> [To be done]
Starting at the line that contains "table-row bbox=[19, 473, 654, 491]" and stopping after the line that contains "cell-husband-deaths: 280 069", switch every "spacer-cell" in the entries to "blank-cell". Return only those lines, with nothing else changed.

> [Records supplied]
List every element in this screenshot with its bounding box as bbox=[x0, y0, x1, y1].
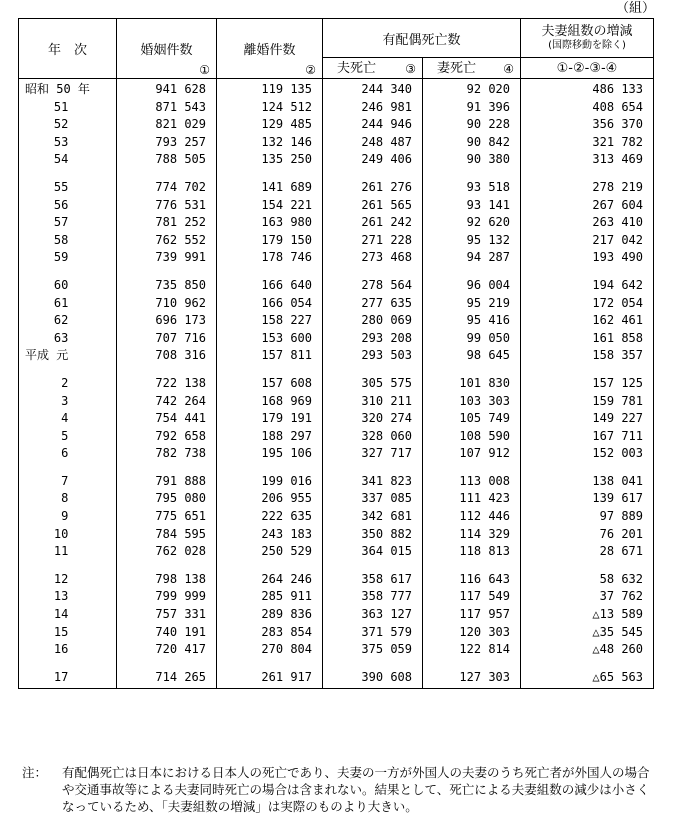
table-row bbox=[19, 473, 654, 491]
cell-marriages: 799 999 bbox=[117, 588, 217, 606]
spacer-row bbox=[19, 267, 654, 277]
cell-marriages: 757 331 bbox=[117, 606, 217, 624]
cell-marriages: 795 080 bbox=[117, 490, 217, 508]
cell-wife-deaths: 95 219 bbox=[423, 295, 521, 313]
cell-year: 8 bbox=[19, 490, 117, 508]
cell-couple-change: 58 632 bbox=[521, 571, 654, 589]
spacer-cell bbox=[423, 365, 521, 375]
cell-divorces: 166 640 bbox=[217, 277, 323, 295]
cell-divorces: 154 221 bbox=[217, 197, 323, 215]
cell-marriages: 739 991 bbox=[117, 249, 217, 267]
cell-marriages: 871 543 bbox=[117, 99, 217, 117]
spacer-cell bbox=[323, 561, 423, 571]
cell-year: 14 bbox=[19, 606, 117, 624]
table-row bbox=[19, 428, 654, 446]
cell-year: 55 bbox=[19, 179, 117, 197]
spacer-cell bbox=[521, 659, 654, 669]
spacer-cell bbox=[19, 659, 117, 669]
cell-year: 17 bbox=[19, 669, 117, 689]
cell-husband-deaths: 358 777 bbox=[323, 588, 423, 606]
cell-wife-deaths: 103 303 bbox=[423, 393, 521, 411]
cell-husband-deaths: 280 069 bbox=[323, 312, 423, 330]
cell-divorces: 179 150 bbox=[217, 232, 323, 250]
footnote-label: 注： bbox=[22, 765, 48, 780]
cell-divorces: 178 746 bbox=[217, 249, 323, 267]
cell-marriages: 762 552 bbox=[117, 232, 217, 250]
spacer-cell bbox=[323, 267, 423, 277]
cell-couple-change: 152 003 bbox=[521, 445, 654, 463]
cell-couple-change: 193 490 bbox=[521, 249, 654, 267]
cell-couple-change: 138 041 bbox=[521, 473, 654, 491]
spacer-cell bbox=[217, 365, 323, 375]
spacer-cell bbox=[423, 267, 521, 277]
spacer-cell bbox=[19, 365, 117, 375]
table-row bbox=[19, 543, 654, 561]
cell-divorces: 199 016 bbox=[217, 473, 323, 491]
table-row bbox=[19, 179, 654, 197]
spacer-cell bbox=[117, 267, 217, 277]
header-couple-change: 夫妻組数の増減 (国際移動を除く) bbox=[521, 19, 654, 58]
cell-divorces: 153 600 bbox=[217, 330, 323, 348]
cell-marriages: 707 716 bbox=[117, 330, 217, 348]
cell-husband-deaths: 364 015 bbox=[323, 543, 423, 561]
cell-marriages: 740 191 bbox=[117, 624, 217, 642]
cell-year: 58 bbox=[19, 232, 117, 250]
cell-couple-change: 97 889 bbox=[521, 508, 654, 526]
cell-husband-deaths: 278 564 bbox=[323, 277, 423, 295]
header-year: 年 次 bbox=[19, 19, 117, 79]
cell-wife-deaths: 117 549 bbox=[423, 588, 521, 606]
cell-year: 59 bbox=[19, 249, 117, 267]
mark-1: ① bbox=[199, 63, 210, 77]
cell-marriages: 710 962 bbox=[117, 295, 217, 313]
spacer-cell bbox=[117, 659, 217, 669]
spacer-cell bbox=[423, 659, 521, 669]
cell-wife-deaths: 118 813 bbox=[423, 543, 521, 561]
cell-year: 5 bbox=[19, 428, 117, 446]
cell-divorces: 195 106 bbox=[217, 445, 323, 463]
spacer-row bbox=[19, 169, 654, 179]
cell-year: 53 bbox=[19, 134, 117, 152]
cell-husband-deaths: 244 946 bbox=[323, 116, 423, 134]
spacer-cell bbox=[19, 463, 117, 473]
table-row bbox=[19, 375, 654, 393]
cell-wife-deaths: 122 814 bbox=[423, 641, 521, 659]
cell-couple-change: 161 858 bbox=[521, 330, 654, 348]
spacer-cell bbox=[217, 169, 323, 179]
cell-year: 2 bbox=[19, 375, 117, 393]
header-marriages: 婚姻件数 ① bbox=[117, 19, 217, 79]
spacer-cell bbox=[423, 463, 521, 473]
cell-year: 56 bbox=[19, 197, 117, 215]
spacer-cell bbox=[423, 169, 521, 179]
cell-year: 15 bbox=[19, 624, 117, 642]
cell-marriages: 742 264 bbox=[117, 393, 217, 411]
cell-couple-change: 162 461 bbox=[521, 312, 654, 330]
cell-wife-deaths: 105 749 bbox=[423, 410, 521, 428]
cell-couple-change: 278 219 bbox=[521, 179, 654, 197]
cell-divorces: 270 804 bbox=[217, 641, 323, 659]
cell-marriages: 784 595 bbox=[117, 526, 217, 544]
cell-wife-deaths: 99 050 bbox=[423, 330, 521, 348]
cell-husband-deaths: 261 565 bbox=[323, 197, 423, 215]
cell-wife-deaths: 90 228 bbox=[423, 116, 521, 134]
cell-marriages: 774 702 bbox=[117, 179, 217, 197]
unit-label: （組） bbox=[615, 1, 655, 16]
cell-wife-deaths: 95 416 bbox=[423, 312, 521, 330]
cell-wife-deaths: 93 141 bbox=[423, 197, 521, 215]
spacer-cell bbox=[521, 561, 654, 571]
cell-year: 昭和 50 年 bbox=[19, 79, 117, 99]
spacer-row bbox=[19, 463, 654, 473]
cell-wife-deaths: 101 830 bbox=[423, 375, 521, 393]
cell-wife-deaths: 116 643 bbox=[423, 571, 521, 589]
table-row bbox=[19, 410, 654, 428]
cell-year: 7 bbox=[19, 473, 117, 491]
cell-marriages: 735 850 bbox=[117, 277, 217, 295]
table-row bbox=[19, 116, 654, 134]
cell-husband-deaths: 249 406 bbox=[323, 151, 423, 169]
spacer-cell bbox=[19, 267, 117, 277]
table-row bbox=[19, 312, 654, 330]
cell-husband-deaths: 310 211 bbox=[323, 393, 423, 411]
header-married-deaths: 有配偶死亡数 bbox=[323, 19, 521, 58]
header-couple-formula: ①-②-③-④ bbox=[521, 58, 654, 79]
table-row bbox=[19, 197, 654, 215]
cell-year: 11 bbox=[19, 543, 117, 561]
spacer-cell bbox=[117, 365, 217, 375]
couple-change-note: (国際移動を除く) bbox=[548, 40, 626, 51]
table-row bbox=[19, 526, 654, 544]
cell-divorces: 283 854 bbox=[217, 624, 323, 642]
table-row bbox=[19, 508, 654, 526]
table-row bbox=[19, 277, 654, 295]
cell-marriages: 776 531 bbox=[117, 197, 217, 215]
cell-wife-deaths: 92 020 bbox=[423, 79, 521, 99]
header-husband-deaths: 夫死亡 ③ bbox=[323, 58, 423, 79]
spacer-cell bbox=[117, 463, 217, 473]
spacer-cell bbox=[217, 561, 323, 571]
cell-wife-deaths: 113 008 bbox=[423, 473, 521, 491]
cell-wife-deaths: 114 329 bbox=[423, 526, 521, 544]
table-row bbox=[19, 99, 654, 117]
marriage-statistics-table bbox=[18, 18, 654, 689]
cell-marriages: 708 316 bbox=[117, 347, 217, 365]
spacer-cell bbox=[323, 463, 423, 473]
cell-wife-deaths: 95 132 bbox=[423, 232, 521, 250]
cell-marriages: 754 441 bbox=[117, 410, 217, 428]
cell-husband-deaths: 244 340 bbox=[323, 79, 423, 99]
mark-4: ④ bbox=[503, 62, 514, 76]
cell-husband-deaths: 328 060 bbox=[323, 428, 423, 446]
cell-wife-deaths: 93 518 bbox=[423, 179, 521, 197]
cell-marriages: 792 658 bbox=[117, 428, 217, 446]
cell-wife-deaths: 90 842 bbox=[423, 134, 521, 152]
cell-year: 51 bbox=[19, 99, 117, 117]
cell-husband-deaths: 342 681 bbox=[323, 508, 423, 526]
cell-husband-deaths: 327 717 bbox=[323, 445, 423, 463]
cell-marriages: 793 257 bbox=[117, 134, 217, 152]
table-row bbox=[19, 151, 654, 169]
table-row bbox=[19, 641, 654, 659]
spacer-cell bbox=[117, 561, 217, 571]
cell-wife-deaths: 127 303 bbox=[423, 669, 521, 689]
cell-husband-deaths: 293 503 bbox=[323, 347, 423, 365]
cell-marriages: 720 417 bbox=[117, 641, 217, 659]
cell-marriages: 791 888 bbox=[117, 473, 217, 491]
cell-wife-deaths: 98 645 bbox=[423, 347, 521, 365]
spacer-cell bbox=[117, 169, 217, 179]
cell-divorces: 179 191 bbox=[217, 410, 323, 428]
cell-divorces: 261 917 bbox=[217, 669, 323, 689]
cell-divorces: 222 635 bbox=[217, 508, 323, 526]
cell-couple-change: 76 201 bbox=[521, 526, 654, 544]
cell-husband-deaths: 273 468 bbox=[323, 249, 423, 267]
footnote bbox=[22, 764, 658, 815]
cell-couple-change: 139 617 bbox=[521, 490, 654, 508]
cell-couple-change: 486 133 bbox=[521, 79, 654, 99]
cell-husband-deaths: 246 981 bbox=[323, 99, 423, 117]
cell-wife-deaths: 96 004 bbox=[423, 277, 521, 295]
cell-couple-change: 157 125 bbox=[521, 375, 654, 393]
cell-year: 52 bbox=[19, 116, 117, 134]
cell-divorces: 250 529 bbox=[217, 543, 323, 561]
spacer-cell bbox=[521, 267, 654, 277]
cell-husband-deaths: 358 617 bbox=[323, 571, 423, 589]
cell-couple-change: 217 042 bbox=[521, 232, 654, 250]
cell-year: 3 bbox=[19, 393, 117, 411]
cell-couple-change: 159 781 bbox=[521, 393, 654, 411]
spacer-cell bbox=[423, 561, 521, 571]
spacer-cell bbox=[217, 463, 323, 473]
table-row bbox=[19, 490, 654, 508]
table-row bbox=[19, 232, 654, 250]
spacer-cell bbox=[323, 659, 423, 669]
table-row bbox=[19, 249, 654, 267]
cell-divorces: 135 250 bbox=[217, 151, 323, 169]
cell-couple-change: 356 370 bbox=[521, 116, 654, 134]
spacer-cell bbox=[19, 561, 117, 571]
cell-year: 16 bbox=[19, 641, 117, 659]
table-row bbox=[19, 445, 654, 463]
cell-divorces: 163 980 bbox=[217, 214, 323, 232]
cell-husband-deaths: 305 575 bbox=[323, 375, 423, 393]
cell-divorces: 264 246 bbox=[217, 571, 323, 589]
header-divorces: 離婚件数 ② bbox=[217, 19, 323, 79]
cell-couple-change: △65 563 bbox=[521, 669, 654, 689]
spacer-cell bbox=[521, 463, 654, 473]
cell-husband-deaths: 390 608 bbox=[323, 669, 423, 689]
spacer-row bbox=[19, 365, 654, 375]
cell-wife-deaths: 117 957 bbox=[423, 606, 521, 624]
cell-year: 61 bbox=[19, 295, 117, 313]
header-row bbox=[19, 19, 654, 58]
cell-divorces: 188 297 bbox=[217, 428, 323, 446]
cell-husband-deaths: 248 487 bbox=[323, 134, 423, 152]
spacer-cell bbox=[217, 267, 323, 277]
cell-year: 9 bbox=[19, 508, 117, 526]
cell-husband-deaths: 277 635 bbox=[323, 295, 423, 313]
cell-wife-deaths: 90 380 bbox=[423, 151, 521, 169]
table-row bbox=[19, 606, 654, 624]
table-row bbox=[19, 669, 654, 689]
table-row bbox=[19, 393, 654, 411]
cell-divorces: 132 146 bbox=[217, 134, 323, 152]
cell-couple-change: 172 054 bbox=[521, 295, 654, 313]
cell-marriages: 714 265 bbox=[117, 669, 217, 689]
cell-husband-deaths: 261 242 bbox=[323, 214, 423, 232]
cell-year: 62 bbox=[19, 312, 117, 330]
cell-couple-change: 28 671 bbox=[521, 543, 654, 561]
cell-marriages: 821 029 bbox=[117, 116, 217, 134]
cell-year: 10 bbox=[19, 526, 117, 544]
cell-wife-deaths: 92 620 bbox=[423, 214, 521, 232]
spacer-cell bbox=[323, 169, 423, 179]
cell-divorces: 285 911 bbox=[217, 588, 323, 606]
cell-divorces: 124 512 bbox=[217, 99, 323, 117]
cell-husband-deaths: 363 127 bbox=[323, 606, 423, 624]
cell-year: 4 bbox=[19, 410, 117, 428]
cell-divorces: 158 227 bbox=[217, 312, 323, 330]
cell-year: 63 bbox=[19, 330, 117, 348]
cell-marriages: 775 651 bbox=[117, 508, 217, 526]
cell-couple-change: △48 260 bbox=[521, 641, 654, 659]
cell-marriages: 941 628 bbox=[117, 79, 217, 99]
cell-marriages: 788 505 bbox=[117, 151, 217, 169]
cell-marriages: 782 738 bbox=[117, 445, 217, 463]
cell-husband-deaths: 337 085 bbox=[323, 490, 423, 508]
cell-wife-deaths: 107 912 bbox=[423, 445, 521, 463]
table-row bbox=[19, 330, 654, 348]
cell-couple-change: 194 642 bbox=[521, 277, 654, 295]
cell-couple-change: 321 782 bbox=[521, 134, 654, 152]
cell-year: 57 bbox=[19, 214, 117, 232]
table-row bbox=[19, 295, 654, 313]
cell-year: 平成 元 bbox=[19, 347, 117, 365]
mark-3: ③ bbox=[405, 62, 416, 76]
cell-wife-deaths: 112 446 bbox=[423, 508, 521, 526]
cell-wife-deaths: 111 423 bbox=[423, 490, 521, 508]
cell-divorces: 129 485 bbox=[217, 116, 323, 134]
table-row bbox=[19, 134, 654, 152]
cell-year: 6 bbox=[19, 445, 117, 463]
cell-husband-deaths: 320 274 bbox=[323, 410, 423, 428]
cell-divorces: 206 955 bbox=[217, 490, 323, 508]
cell-husband-deaths: 261 276 bbox=[323, 179, 423, 197]
cell-husband-deaths: 375 059 bbox=[323, 641, 423, 659]
cell-couple-change: 313 469 bbox=[521, 151, 654, 169]
cell-divorces: 157 811 bbox=[217, 347, 323, 365]
spacer-row bbox=[19, 561, 654, 571]
cell-divorces: 289 836 bbox=[217, 606, 323, 624]
cell-wife-deaths: 108 590 bbox=[423, 428, 521, 446]
cell-couple-change: △13 589 bbox=[521, 606, 654, 624]
table-row bbox=[19, 571, 654, 589]
cell-year: 13 bbox=[19, 588, 117, 606]
cell-divorces: 119 135 bbox=[217, 79, 323, 99]
cell-wife-deaths: 94 287 bbox=[423, 249, 521, 267]
cell-couple-change: 408 654 bbox=[521, 99, 654, 117]
spacer-cell bbox=[521, 365, 654, 375]
cell-marriages: 722 138 bbox=[117, 375, 217, 393]
cell-divorces: 166 054 bbox=[217, 295, 323, 313]
cell-divorces: 157 608 bbox=[217, 375, 323, 393]
cell-wife-deaths: 91 396 bbox=[423, 99, 521, 117]
cell-couple-change: 158 357 bbox=[521, 347, 654, 365]
mark-2: ② bbox=[305, 63, 316, 77]
cell-husband-deaths: 341 823 bbox=[323, 473, 423, 491]
cell-couple-change: △35 545 bbox=[521, 624, 654, 642]
cell-couple-change: 263 410 bbox=[521, 214, 654, 232]
cell-year: 12 bbox=[19, 571, 117, 589]
cell-couple-change: 37 762 bbox=[521, 588, 654, 606]
cell-divorces: 243 183 bbox=[217, 526, 323, 544]
spacer-cell bbox=[19, 169, 117, 179]
table-body bbox=[19, 79, 654, 689]
cell-year: 54 bbox=[19, 151, 117, 169]
cell-husband-deaths: 293 208 bbox=[323, 330, 423, 348]
cell-wife-deaths: 120 303 bbox=[423, 624, 521, 642]
cell-marriages: 762 028 bbox=[117, 543, 217, 561]
table-row bbox=[19, 588, 654, 606]
spacer-cell bbox=[521, 169, 654, 179]
cell-husband-deaths: 271 228 bbox=[323, 232, 423, 250]
cell-couple-change: 149 227 bbox=[521, 410, 654, 428]
table-row bbox=[19, 79, 654, 99]
spacer-cell bbox=[217, 659, 323, 669]
cell-couple-change: 267 604 bbox=[521, 197, 654, 215]
cell-marriages: 798 138 bbox=[117, 571, 217, 589]
cell-year: 60 bbox=[19, 277, 117, 295]
table-row bbox=[19, 624, 654, 642]
cell-marriages: 696 173 bbox=[117, 312, 217, 330]
cell-divorces: 141 689 bbox=[217, 179, 323, 197]
cell-husband-deaths: 350 882 bbox=[323, 526, 423, 544]
spacer-cell bbox=[323, 365, 423, 375]
cell-divorces: 168 969 bbox=[217, 393, 323, 411]
cell-marriages: 781 252 bbox=[117, 214, 217, 232]
cell-couple-change: 167 711 bbox=[521, 428, 654, 446]
table-row bbox=[19, 214, 654, 232]
cell-husband-deaths: 371 579 bbox=[323, 624, 423, 642]
header-wife-deaths: 妻死亡 ④ bbox=[423, 58, 521, 79]
spacer-row bbox=[19, 659, 654, 669]
table-row bbox=[19, 347, 654, 365]
footnote-text: 有配偶死亡は日本における日本人の死亡であり、夫妻の一方が外国人の夫妻のうち死亡者が外国人の場合や交通事故等による夫妻同時死亡の場合は含まれない。結果として、死亡による夫妻組数の減少は小さくなっているため、「夫妻組数の増減」は実際のものより大きい。 bbox=[62, 765, 650, 814]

> [Task output]
table-row bbox=[19, 473, 654, 491]
cell-marriages: 799 999 bbox=[117, 588, 217, 606]
spacer-row bbox=[19, 267, 654, 277]
cell-marriages: 757 331 bbox=[117, 606, 217, 624]
cell-marriages: 795 080 bbox=[117, 490, 217, 508]
cell-wife-deaths: 95 219 bbox=[423, 295, 521, 313]
cell-year: 8 bbox=[19, 490, 117, 508]
cell-couple-change: 58 632 bbox=[521, 571, 654, 589]
blank-cell bbox=[423, 365, 521, 375]
cell-divorces: 166 640 bbox=[217, 277, 323, 295]
cell-divorces: 154 221 bbox=[217, 197, 323, 215]
cell-marriages: 739 991 bbox=[117, 249, 217, 267]
cell-marriages: 871 543 bbox=[117, 99, 217, 117]
blank-cell bbox=[323, 561, 423, 571]
cell-year: 14 bbox=[19, 606, 117, 624]
table-row bbox=[19, 428, 654, 446]
cell-year: 55 bbox=[19, 179, 117, 197]
blank-cell bbox=[521, 659, 654, 669]
blank-cell bbox=[19, 659, 117, 669]
cell-year: 17 bbox=[19, 669, 117, 689]
cell-husband-deaths: 358 777 bbox=[323, 588, 423, 606]
cell-wife-deaths: 103 303 bbox=[423, 393, 521, 411]
cell-husband-deaths: 280 069 bbox=[323, 312, 423, 330]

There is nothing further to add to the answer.